» SHORT EXERCISE
Find every line in the records below that contains the word "income", and copy each such line.

» PROVIDED RECORDS
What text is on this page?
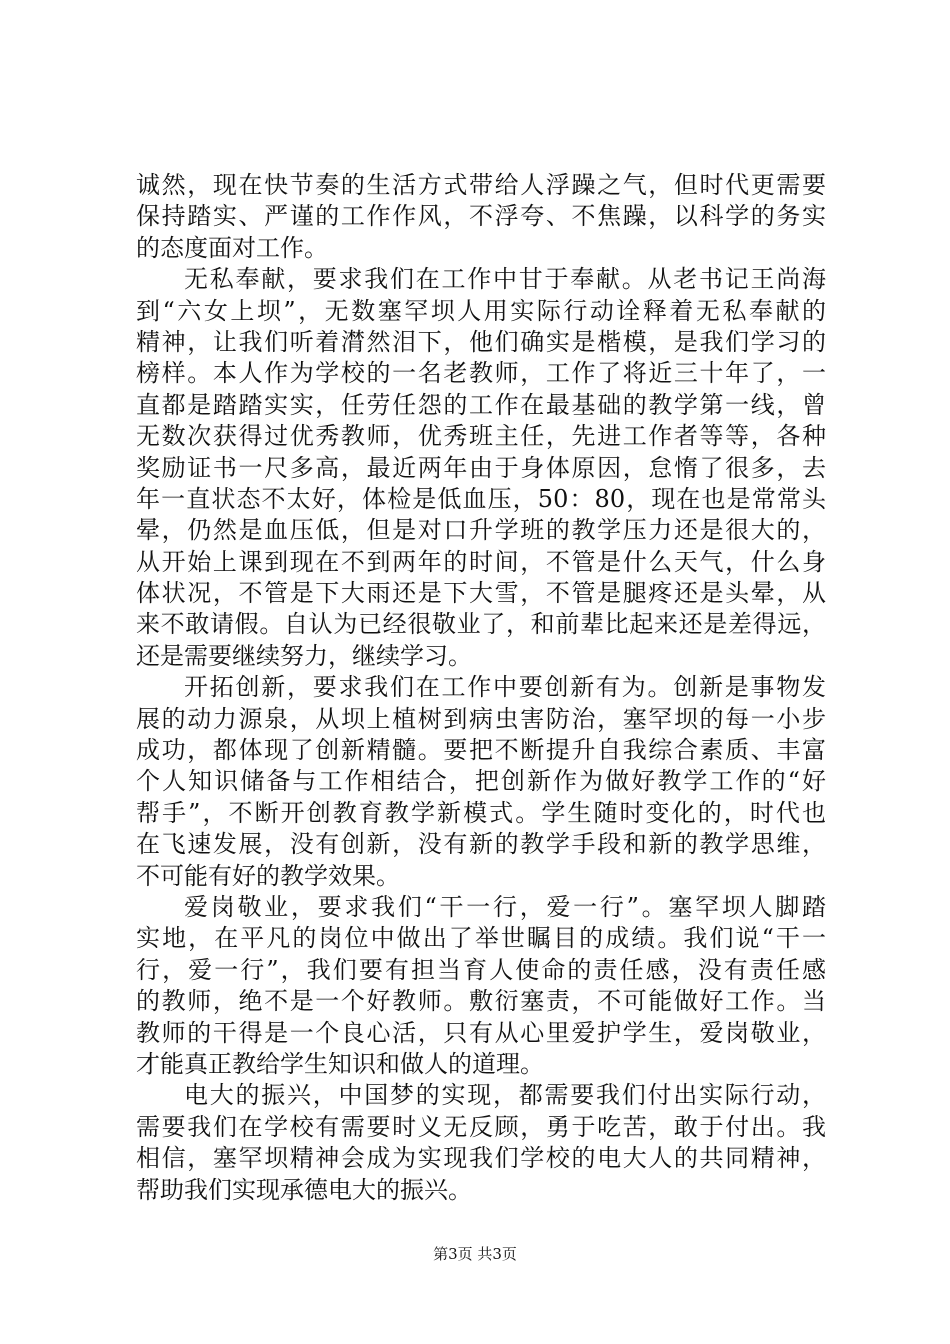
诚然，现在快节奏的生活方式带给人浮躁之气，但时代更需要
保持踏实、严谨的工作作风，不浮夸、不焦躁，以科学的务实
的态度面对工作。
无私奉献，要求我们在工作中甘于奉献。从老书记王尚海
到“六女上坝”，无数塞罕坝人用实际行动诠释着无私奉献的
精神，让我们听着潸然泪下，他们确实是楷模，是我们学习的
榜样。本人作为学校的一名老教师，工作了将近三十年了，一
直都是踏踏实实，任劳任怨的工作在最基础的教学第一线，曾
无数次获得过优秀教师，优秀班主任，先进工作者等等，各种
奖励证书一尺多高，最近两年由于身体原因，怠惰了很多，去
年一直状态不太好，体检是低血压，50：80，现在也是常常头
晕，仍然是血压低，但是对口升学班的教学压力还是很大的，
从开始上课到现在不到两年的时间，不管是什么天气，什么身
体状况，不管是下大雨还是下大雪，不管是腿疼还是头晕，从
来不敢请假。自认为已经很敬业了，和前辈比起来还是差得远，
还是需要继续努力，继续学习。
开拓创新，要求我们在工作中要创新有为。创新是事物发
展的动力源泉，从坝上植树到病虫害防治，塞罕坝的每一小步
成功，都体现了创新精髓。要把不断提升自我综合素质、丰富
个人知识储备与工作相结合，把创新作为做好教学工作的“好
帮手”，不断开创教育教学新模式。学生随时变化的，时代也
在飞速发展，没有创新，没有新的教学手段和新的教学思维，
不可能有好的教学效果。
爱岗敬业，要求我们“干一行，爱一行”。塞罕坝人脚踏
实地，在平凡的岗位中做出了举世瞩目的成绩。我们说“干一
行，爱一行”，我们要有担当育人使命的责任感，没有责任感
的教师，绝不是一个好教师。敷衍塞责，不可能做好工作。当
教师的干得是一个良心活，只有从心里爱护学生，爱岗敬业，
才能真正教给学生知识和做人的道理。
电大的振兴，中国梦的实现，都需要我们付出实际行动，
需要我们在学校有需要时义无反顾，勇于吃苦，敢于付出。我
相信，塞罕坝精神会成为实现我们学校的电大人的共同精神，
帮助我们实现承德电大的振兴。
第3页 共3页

...

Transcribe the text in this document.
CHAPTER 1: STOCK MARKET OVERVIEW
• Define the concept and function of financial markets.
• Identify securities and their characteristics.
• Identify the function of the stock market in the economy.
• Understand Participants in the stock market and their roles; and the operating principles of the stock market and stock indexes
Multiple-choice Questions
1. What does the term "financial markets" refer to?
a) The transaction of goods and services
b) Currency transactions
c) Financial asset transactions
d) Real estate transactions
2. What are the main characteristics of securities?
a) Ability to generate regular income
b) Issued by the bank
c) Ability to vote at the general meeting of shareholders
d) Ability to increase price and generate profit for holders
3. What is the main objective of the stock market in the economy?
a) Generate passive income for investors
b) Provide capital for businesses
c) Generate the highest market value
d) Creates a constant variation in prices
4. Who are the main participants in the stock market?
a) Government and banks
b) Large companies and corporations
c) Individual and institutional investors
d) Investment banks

» RIGHT ANSWER
a) Ability to generate regular income
a) Generate passive income for investors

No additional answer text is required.